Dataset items
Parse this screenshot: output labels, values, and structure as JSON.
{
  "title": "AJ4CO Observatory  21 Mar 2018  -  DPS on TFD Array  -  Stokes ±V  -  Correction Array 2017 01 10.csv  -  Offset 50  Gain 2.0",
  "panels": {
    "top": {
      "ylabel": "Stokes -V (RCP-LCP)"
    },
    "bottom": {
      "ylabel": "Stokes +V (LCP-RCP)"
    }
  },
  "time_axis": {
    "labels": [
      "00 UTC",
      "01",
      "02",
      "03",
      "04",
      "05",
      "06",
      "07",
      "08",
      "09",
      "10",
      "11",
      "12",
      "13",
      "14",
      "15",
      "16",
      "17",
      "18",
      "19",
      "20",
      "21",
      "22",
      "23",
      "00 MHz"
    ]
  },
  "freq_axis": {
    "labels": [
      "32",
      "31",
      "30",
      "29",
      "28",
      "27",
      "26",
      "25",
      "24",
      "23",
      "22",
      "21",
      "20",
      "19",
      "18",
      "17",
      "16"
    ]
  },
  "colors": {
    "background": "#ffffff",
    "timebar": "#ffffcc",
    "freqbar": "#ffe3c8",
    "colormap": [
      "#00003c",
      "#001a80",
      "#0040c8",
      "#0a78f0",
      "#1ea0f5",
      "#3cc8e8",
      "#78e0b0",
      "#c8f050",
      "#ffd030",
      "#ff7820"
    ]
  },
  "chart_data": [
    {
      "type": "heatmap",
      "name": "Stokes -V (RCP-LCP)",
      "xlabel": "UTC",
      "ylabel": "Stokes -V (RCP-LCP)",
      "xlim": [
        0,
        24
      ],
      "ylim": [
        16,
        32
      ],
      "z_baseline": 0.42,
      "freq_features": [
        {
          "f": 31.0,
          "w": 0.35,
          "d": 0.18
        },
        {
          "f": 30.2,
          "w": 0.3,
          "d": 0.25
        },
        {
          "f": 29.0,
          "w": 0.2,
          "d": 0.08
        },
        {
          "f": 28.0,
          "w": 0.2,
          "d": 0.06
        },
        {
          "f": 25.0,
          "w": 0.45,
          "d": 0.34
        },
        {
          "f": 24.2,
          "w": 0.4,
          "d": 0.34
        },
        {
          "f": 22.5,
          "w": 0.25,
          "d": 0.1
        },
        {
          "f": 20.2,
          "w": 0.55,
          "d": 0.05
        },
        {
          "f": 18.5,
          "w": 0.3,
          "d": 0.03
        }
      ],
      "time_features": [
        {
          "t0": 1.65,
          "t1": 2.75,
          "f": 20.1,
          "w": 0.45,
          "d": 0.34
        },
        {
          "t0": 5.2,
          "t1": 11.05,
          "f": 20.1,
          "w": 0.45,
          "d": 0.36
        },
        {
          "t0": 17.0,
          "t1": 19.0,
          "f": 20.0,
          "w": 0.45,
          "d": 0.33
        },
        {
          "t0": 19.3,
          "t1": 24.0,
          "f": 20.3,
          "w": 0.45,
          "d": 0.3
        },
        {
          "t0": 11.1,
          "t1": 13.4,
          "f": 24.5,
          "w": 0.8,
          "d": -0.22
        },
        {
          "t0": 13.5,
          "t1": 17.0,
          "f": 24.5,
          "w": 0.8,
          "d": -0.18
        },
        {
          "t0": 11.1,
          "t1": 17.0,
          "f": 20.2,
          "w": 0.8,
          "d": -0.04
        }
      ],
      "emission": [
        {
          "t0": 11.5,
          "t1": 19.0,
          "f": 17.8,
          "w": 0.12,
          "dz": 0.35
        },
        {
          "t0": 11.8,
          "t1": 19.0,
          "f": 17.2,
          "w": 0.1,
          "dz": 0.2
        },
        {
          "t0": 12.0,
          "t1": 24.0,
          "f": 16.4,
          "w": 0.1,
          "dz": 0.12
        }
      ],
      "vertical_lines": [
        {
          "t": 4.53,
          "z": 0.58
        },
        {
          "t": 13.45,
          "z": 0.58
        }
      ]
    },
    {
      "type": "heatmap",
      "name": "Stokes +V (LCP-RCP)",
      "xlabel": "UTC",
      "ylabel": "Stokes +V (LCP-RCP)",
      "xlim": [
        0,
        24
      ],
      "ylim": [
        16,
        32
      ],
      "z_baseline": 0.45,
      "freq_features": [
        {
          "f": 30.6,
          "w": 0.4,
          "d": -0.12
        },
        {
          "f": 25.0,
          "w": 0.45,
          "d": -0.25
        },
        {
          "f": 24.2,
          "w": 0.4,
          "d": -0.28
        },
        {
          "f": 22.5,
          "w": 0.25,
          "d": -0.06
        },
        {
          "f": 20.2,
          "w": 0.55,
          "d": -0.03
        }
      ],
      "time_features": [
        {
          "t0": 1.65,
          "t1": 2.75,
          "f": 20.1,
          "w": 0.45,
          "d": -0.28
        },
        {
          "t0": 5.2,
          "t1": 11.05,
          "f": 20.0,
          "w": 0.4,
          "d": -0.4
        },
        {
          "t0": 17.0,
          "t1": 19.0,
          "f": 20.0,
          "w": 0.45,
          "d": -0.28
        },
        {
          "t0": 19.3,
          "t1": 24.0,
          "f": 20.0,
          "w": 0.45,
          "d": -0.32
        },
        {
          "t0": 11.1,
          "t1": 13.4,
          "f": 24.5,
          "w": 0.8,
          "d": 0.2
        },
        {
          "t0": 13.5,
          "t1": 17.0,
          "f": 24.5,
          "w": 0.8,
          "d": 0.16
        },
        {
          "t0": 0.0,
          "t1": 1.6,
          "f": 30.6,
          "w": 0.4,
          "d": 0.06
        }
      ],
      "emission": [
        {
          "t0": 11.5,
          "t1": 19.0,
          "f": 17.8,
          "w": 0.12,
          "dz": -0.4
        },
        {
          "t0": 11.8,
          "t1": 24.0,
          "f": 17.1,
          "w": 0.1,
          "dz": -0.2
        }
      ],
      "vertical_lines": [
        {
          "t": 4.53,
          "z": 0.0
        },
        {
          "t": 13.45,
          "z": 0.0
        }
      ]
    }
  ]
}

--

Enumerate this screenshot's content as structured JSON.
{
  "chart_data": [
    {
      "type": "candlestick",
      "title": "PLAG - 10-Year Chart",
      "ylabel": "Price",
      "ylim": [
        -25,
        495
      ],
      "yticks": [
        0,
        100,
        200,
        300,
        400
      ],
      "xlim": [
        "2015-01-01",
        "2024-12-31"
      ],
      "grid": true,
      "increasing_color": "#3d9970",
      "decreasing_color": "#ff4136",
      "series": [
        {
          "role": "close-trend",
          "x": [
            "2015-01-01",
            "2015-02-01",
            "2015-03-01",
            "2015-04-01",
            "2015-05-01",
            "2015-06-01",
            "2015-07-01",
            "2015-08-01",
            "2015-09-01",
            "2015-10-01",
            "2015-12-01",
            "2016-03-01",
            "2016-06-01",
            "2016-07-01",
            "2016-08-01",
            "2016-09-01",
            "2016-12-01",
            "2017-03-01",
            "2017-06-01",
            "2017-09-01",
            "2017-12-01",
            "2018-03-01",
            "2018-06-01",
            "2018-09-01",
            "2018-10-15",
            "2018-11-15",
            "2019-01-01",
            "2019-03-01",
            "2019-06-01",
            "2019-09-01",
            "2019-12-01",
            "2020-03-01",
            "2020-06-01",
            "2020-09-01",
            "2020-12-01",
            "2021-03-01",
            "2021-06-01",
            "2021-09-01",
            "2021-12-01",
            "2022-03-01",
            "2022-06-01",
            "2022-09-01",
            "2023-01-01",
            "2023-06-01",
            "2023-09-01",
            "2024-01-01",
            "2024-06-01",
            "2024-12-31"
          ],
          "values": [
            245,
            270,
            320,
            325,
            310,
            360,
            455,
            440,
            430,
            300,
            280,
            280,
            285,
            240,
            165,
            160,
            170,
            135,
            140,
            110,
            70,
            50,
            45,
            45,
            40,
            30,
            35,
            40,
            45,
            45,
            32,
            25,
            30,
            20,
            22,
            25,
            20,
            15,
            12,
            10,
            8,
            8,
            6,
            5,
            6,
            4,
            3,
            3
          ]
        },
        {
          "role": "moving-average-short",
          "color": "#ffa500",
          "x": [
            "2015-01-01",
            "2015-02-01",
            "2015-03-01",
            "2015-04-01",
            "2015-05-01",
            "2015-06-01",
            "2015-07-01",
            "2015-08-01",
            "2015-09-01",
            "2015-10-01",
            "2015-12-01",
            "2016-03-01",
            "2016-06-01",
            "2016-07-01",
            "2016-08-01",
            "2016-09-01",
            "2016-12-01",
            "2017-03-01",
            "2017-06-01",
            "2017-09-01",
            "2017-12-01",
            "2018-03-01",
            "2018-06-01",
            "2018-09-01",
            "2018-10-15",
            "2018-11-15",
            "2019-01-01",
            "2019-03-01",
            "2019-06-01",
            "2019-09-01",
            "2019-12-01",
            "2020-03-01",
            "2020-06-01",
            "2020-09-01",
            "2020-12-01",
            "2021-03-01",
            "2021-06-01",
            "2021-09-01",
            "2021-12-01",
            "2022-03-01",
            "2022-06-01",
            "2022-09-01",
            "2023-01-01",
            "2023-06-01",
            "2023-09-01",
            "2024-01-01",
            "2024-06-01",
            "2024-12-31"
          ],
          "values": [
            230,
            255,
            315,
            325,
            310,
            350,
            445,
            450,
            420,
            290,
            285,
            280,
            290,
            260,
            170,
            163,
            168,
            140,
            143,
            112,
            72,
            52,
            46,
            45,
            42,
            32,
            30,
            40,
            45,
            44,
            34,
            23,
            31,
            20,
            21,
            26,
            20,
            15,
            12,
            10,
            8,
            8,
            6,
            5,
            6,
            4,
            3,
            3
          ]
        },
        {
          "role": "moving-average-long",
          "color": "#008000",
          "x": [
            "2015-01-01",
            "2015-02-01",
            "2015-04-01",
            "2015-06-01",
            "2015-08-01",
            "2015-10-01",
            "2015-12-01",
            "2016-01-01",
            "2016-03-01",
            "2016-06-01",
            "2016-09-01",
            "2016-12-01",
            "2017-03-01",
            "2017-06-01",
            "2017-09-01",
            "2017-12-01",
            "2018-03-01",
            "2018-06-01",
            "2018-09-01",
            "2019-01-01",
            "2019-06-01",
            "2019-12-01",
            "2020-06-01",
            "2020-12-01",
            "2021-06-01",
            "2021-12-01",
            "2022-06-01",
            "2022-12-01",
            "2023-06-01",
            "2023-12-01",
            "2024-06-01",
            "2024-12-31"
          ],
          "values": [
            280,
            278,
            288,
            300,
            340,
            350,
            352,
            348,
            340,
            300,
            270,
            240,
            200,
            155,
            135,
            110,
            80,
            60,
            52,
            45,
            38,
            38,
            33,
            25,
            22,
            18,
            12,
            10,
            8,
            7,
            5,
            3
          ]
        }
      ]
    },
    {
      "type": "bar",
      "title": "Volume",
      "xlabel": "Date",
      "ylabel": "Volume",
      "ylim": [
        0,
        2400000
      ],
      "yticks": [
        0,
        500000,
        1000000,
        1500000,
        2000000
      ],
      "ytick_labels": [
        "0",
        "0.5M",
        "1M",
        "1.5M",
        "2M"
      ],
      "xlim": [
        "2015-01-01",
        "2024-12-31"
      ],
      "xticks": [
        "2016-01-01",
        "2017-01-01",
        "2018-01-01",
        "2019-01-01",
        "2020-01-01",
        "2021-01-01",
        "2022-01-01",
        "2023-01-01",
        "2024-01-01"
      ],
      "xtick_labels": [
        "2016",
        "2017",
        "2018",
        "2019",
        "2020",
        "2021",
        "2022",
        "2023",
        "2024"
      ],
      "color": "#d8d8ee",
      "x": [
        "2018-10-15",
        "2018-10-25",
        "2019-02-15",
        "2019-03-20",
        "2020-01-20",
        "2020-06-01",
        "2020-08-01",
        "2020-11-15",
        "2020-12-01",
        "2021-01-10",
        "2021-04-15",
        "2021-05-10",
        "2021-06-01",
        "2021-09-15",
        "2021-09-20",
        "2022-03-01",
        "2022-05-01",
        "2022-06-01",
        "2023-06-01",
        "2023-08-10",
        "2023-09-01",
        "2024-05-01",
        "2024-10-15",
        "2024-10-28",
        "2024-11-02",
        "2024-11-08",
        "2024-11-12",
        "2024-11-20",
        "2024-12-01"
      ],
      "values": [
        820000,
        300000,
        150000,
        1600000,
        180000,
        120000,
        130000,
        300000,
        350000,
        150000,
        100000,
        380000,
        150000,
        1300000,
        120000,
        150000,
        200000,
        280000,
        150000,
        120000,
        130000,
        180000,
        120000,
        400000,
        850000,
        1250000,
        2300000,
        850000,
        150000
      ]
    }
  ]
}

What you should do:
Show the lines of the records that contain the word "title".

The completed task:
  "title": "AJ4CO Observatory  21 Mar 2018  -  DPS on TFD Array  -  Stokes ±V  -  Correction Array 2017 01 10.csv  -  Offset 50  Gain 2.0",
      "title": "PLAG - 10-Year Chart",
      "title": "Volume",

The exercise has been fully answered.